### Written problem:
Collect all the lines that mention the word "pour".

-- START --

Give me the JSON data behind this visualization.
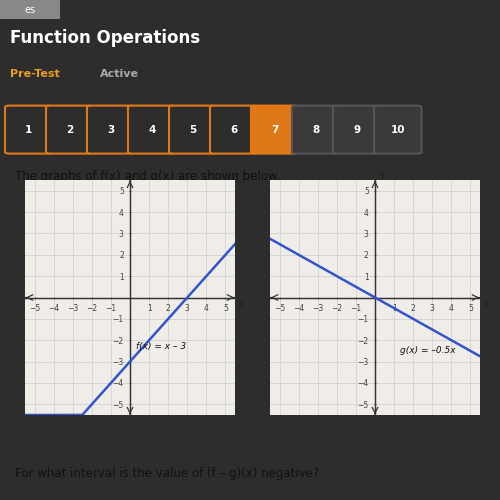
{
  "title": "Function Operations",
  "pre_test": "Pre-Test",
  "active_text": "Active",
  "question_text": "The graphs of f(x) and g(x) are shown below.",
  "bottom_text": "For what interval is the value of (f – g)(x) negative?",
  "nav_buttons": [
    "1",
    "2",
    "3",
    "4",
    "5",
    "6",
    "7",
    "8",
    "9",
    "10"
  ],
  "active_button": "7",
  "f_label": "f(x) = x – 3",
  "g_label": "g(x) = –0.5x",
  "f_slope": 1,
  "f_intercept": -3,
  "g_slope": -0.5,
  "g_intercept": 0,
  "xlim": [
    -5.5,
    5.5
  ],
  "ylim": [
    -5.5,
    5.5
  ],
  "line_color": "#3355cc",
  "header_bg": "#2d2d2d",
  "nav_bg": "#252525",
  "body_bg": "#f5f5f0",
  "graph_bg": "#f0ede8",
  "title_color": "#ffffff",
  "pretest_color": "#e8a020",
  "active_color": "#aaaaaa",
  "btn_active_bg": "#e07818",
  "btn_active_border": "#e07818",
  "btn_inactive_bg": "#2d2d2d",
  "btn_inactive_border": "#e07818",
  "btn_locked_bg": "#3a3a3a",
  "btn_locked_border": "#555555",
  "btn_text_color": "#ffffff",
  "grid_color": "#cccccc",
  "axis_color": "#555555",
  "tick_label_color": "#444444"
}
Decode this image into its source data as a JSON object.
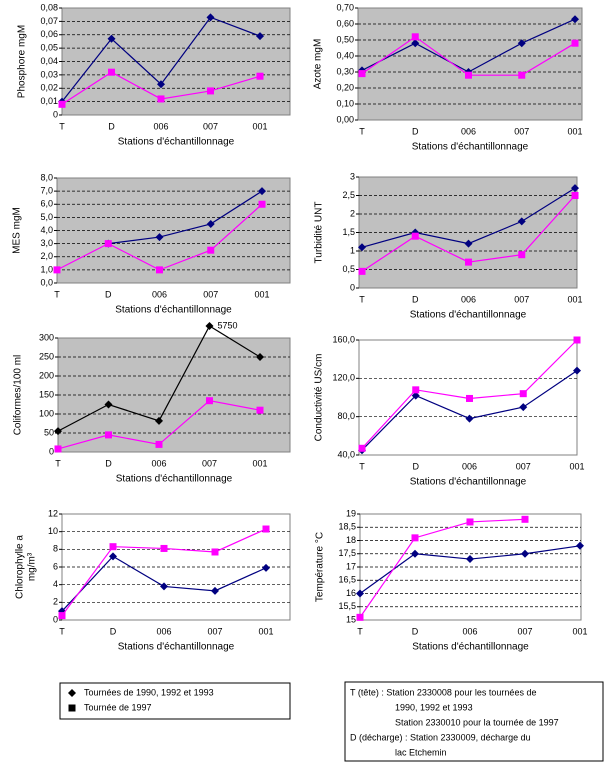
{
  "chart_data": [
    {
      "type": "line",
      "y_label": "Phosphore mgM",
      "x_label": "Stations d'échantillonnage",
      "categories": [
        "T",
        "D",
        "006",
        "007",
        "001"
      ],
      "plot_background": "#c0c0c0",
      "grid": true,
      "ylim": [
        0,
        0.08
      ],
      "yticks": [
        0,
        {
          "value": 0.01,
          "label": "0,01"
        },
        {
          "value": 0.02,
          "label": "0,02"
        },
        {
          "value": 0.03,
          "label": "0,03"
        },
        {
          "value": 0.04,
          "label": "0,04"
        },
        {
          "value": 0.05,
          "label": "0,05"
        },
        {
          "value": 0.06,
          "label": "0,06"
        },
        {
          "value": 0.07,
          "label": "0,07"
        },
        {
          "value": 0.08,
          "label": "0,08"
        }
      ],
      "series": [
        {
          "color": "#000080",
          "marker": "diamond",
          "values": [
            0.01,
            0.057,
            0.023,
            0.073,
            0.059
          ]
        },
        {
          "color": "#ff00ff",
          "marker": "square",
          "values": [
            0.008,
            0.032,
            0.012,
            0.018,
            0.029
          ]
        }
      ]
    },
    {
      "type": "line",
      "y_label": "Azote mgM",
      "x_label": "Stations d'échantillonnage",
      "categories": [
        "T",
        "D",
        "006",
        "007",
        "001"
      ],
      "plot_background": "#c0c0c0",
      "grid": true,
      "ylim": [
        0,
        0.7
      ],
      "yticks": [
        {
          "value": 0,
          "label": "0,00"
        },
        {
          "value": 0.1,
          "label": "0,10"
        },
        {
          "value": 0.2,
          "label": "0,20"
        },
        {
          "value": 0.3,
          "label": "0,30"
        },
        {
          "value": 0.4,
          "label": "0,40"
        },
        {
          "value": 0.5,
          "label": "0,50"
        },
        {
          "value": 0.6,
          "label": "0,60"
        },
        {
          "value": 0.7,
          "label": "0,70"
        }
      ],
      "series": [
        {
          "color": "#000080",
          "marker": "diamond",
          "values": [
            0.31,
            0.48,
            0.3,
            0.48,
            0.63
          ]
        },
        {
          "color": "#ff00ff",
          "marker": "square",
          "values": [
            0.29,
            0.52,
            0.28,
            0.28,
            0.48
          ]
        }
      ]
    },
    {
      "type": "line",
      "y_label": "MES mgM",
      "x_label": "Stations d'échantillonnage",
      "categories": [
        "T",
        "D",
        "006",
        "007",
        "001"
      ],
      "plot_background": "#c0c0c0",
      "grid": true,
      "ylim": [
        0,
        8
      ],
      "yticks": [
        {
          "value": 0,
          "label": "0,0"
        },
        {
          "value": 1,
          "label": "1,0"
        },
        {
          "value": 2,
          "label": "2,0"
        },
        {
          "value": 3,
          "label": "3,0"
        },
        {
          "value": 4,
          "label": "4,0"
        },
        {
          "value": 5,
          "label": "5,0"
        },
        {
          "value": 6,
          "label": "6,0"
        },
        {
          "value": 7,
          "label": "7,0"
        },
        {
          "value": 8,
          "label": "8,0"
        }
      ],
      "series": [
        {
          "color": "#000080",
          "marker": "diamond",
          "values": [
            null,
            3.0,
            3.5,
            4.5,
            7.0
          ]
        },
        {
          "color": "#ff00ff",
          "marker": "square",
          "values": [
            1.0,
            3.0,
            1.0,
            2.5,
            6.0
          ]
        }
      ]
    },
    {
      "type": "line",
      "y_label": "Turbidité UNT",
      "x_label": "Stations d'échantillonnage",
      "categories": [
        "T",
        "D",
        "006",
        "007",
        "001"
      ],
      "plot_background": "#c0c0c0",
      "grid": true,
      "ylim": [
        0,
        3
      ],
      "yticks": [
        0,
        {
          "value": 0.5,
          "label": "0,5"
        },
        1,
        {
          "value": 1.5,
          "label": "1,5"
        },
        2,
        {
          "value": 2.5,
          "label": "2,5"
        },
        3
      ],
      "series": [
        {
          "color": "#000080",
          "marker": "diamond",
          "values": [
            1.1,
            1.5,
            1.2,
            1.8,
            2.7
          ]
        },
        {
          "color": "#ff00ff",
          "marker": "square",
          "values": [
            0.45,
            1.4,
            0.7,
            0.9,
            2.5
          ]
        }
      ]
    },
    {
      "type": "line",
      "y_label": "Coliformes/100 ml",
      "x_label": "Stations d'échantillonnage",
      "categories": [
        "T",
        "D",
        "006",
        "007",
        "001"
      ],
      "plot_background": "#c0c0c0",
      "grid": true,
      "ylim": [
        0,
        300
      ],
      "yticks": [
        0,
        50,
        100,
        150,
        200,
        250,
        300
      ],
      "series": [
        {
          "color": "#000000",
          "marker": "diamond",
          "values": [
            55,
            125,
            82,
            5750,
            250
          ],
          "value_labels": [
            null,
            null,
            null,
            "5750",
            null
          ]
        },
        {
          "color": "#ff00ff",
          "marker": "square",
          "values": [
            8,
            45,
            20,
            135,
            110
          ]
        }
      ]
    },
    {
      "type": "line",
      "y_label": "Conductivité US/cm",
      "x_label": "Stations d'échantillonnage",
      "categories": [
        "T",
        "D",
        "006",
        "007",
        "001"
      ],
      "plot_background": "#ffffff",
      "grid": true,
      "ylim": [
        40,
        160
      ],
      "yticks": [
        {
          "value": 40,
          "label": "40,0"
        },
        {
          "value": 80,
          "label": "80,0"
        },
        {
          "value": 120,
          "label": "120,0"
        },
        {
          "value": 160,
          "label": "160,0"
        }
      ],
      "series": [
        {
          "color": "#000080",
          "marker": "diamond",
          "values": [
            45,
            102,
            78,
            90,
            128
          ]
        },
        {
          "color": "#ff00ff",
          "marker": "square",
          "values": [
            47,
            108,
            99,
            104,
            160
          ]
        }
      ]
    },
    {
      "type": "line",
      "y_label": "Chlorophylle a",
      "y_label_2": "mg/m³",
      "x_label": "Stations d'échantillonnage",
      "categories": [
        "T",
        "D",
        "006",
        "007",
        "001"
      ],
      "plot_background": "#ffffff",
      "grid": true,
      "ylim": [
        0,
        12
      ],
      "yticks": [
        0,
        2,
        4,
        6,
        8,
        10,
        12
      ],
      "series": [
        {
          "color": "#000080",
          "marker": "diamond",
          "values": [
            1.0,
            7.2,
            3.8,
            3.3,
            5.9
          ]
        },
        {
          "color": "#ff00ff",
          "marker": "square",
          "values": [
            0.5,
            8.3,
            8.1,
            7.7,
            10.3
          ]
        }
      ]
    },
    {
      "type": "line",
      "y_label": "Température °C",
      "x_label": "Stations d'échantillonnage",
      "categories": [
        "T",
        "D",
        "006",
        "007",
        "001"
      ],
      "plot_background": "#ffffff",
      "grid": true,
      "ylim": [
        15,
        19
      ],
      "yticks": [
        15,
        {
          "value": 15.5,
          "label": "15,5"
        },
        16,
        {
          "value": 16.5,
          "label": "16,5"
        },
        17,
        {
          "value": 17.5,
          "label": "17,5"
        },
        18,
        {
          "value": 18.5,
          "label": "18,5"
        },
        19
      ],
      "series": [
        {
          "color": "#000080",
          "marker": "diamond",
          "values": [
            16.0,
            17.5,
            17.3,
            17.5,
            17.8
          ]
        },
        {
          "color": "#ff00ff",
          "marker": "square",
          "values": [
            15.1,
            18.1,
            18.7,
            18.8,
            null
          ]
        }
      ]
    }
  ],
  "legend": {
    "items": [
      {
        "marker": "diamond",
        "label": "Tournées de 1990, 1992 et 1993"
      },
      {
        "marker": "square",
        "label": "Tournée de 1997"
      }
    ]
  },
  "note": {
    "lines": [
      "T (tête) : Station 2330008 pour les tournées de",
      "1990, 1992 et 1993",
      "Station 2330010 pour la tournée de 1997",
      "D (décharge) : Station 2330009, décharge du",
      "lac Etchemin"
    ]
  }
}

-- END --

### Full output:
      "T (tête) : Station 2330008 pour les tournées de",
      "Station 2330010 pour la tournée de 1997",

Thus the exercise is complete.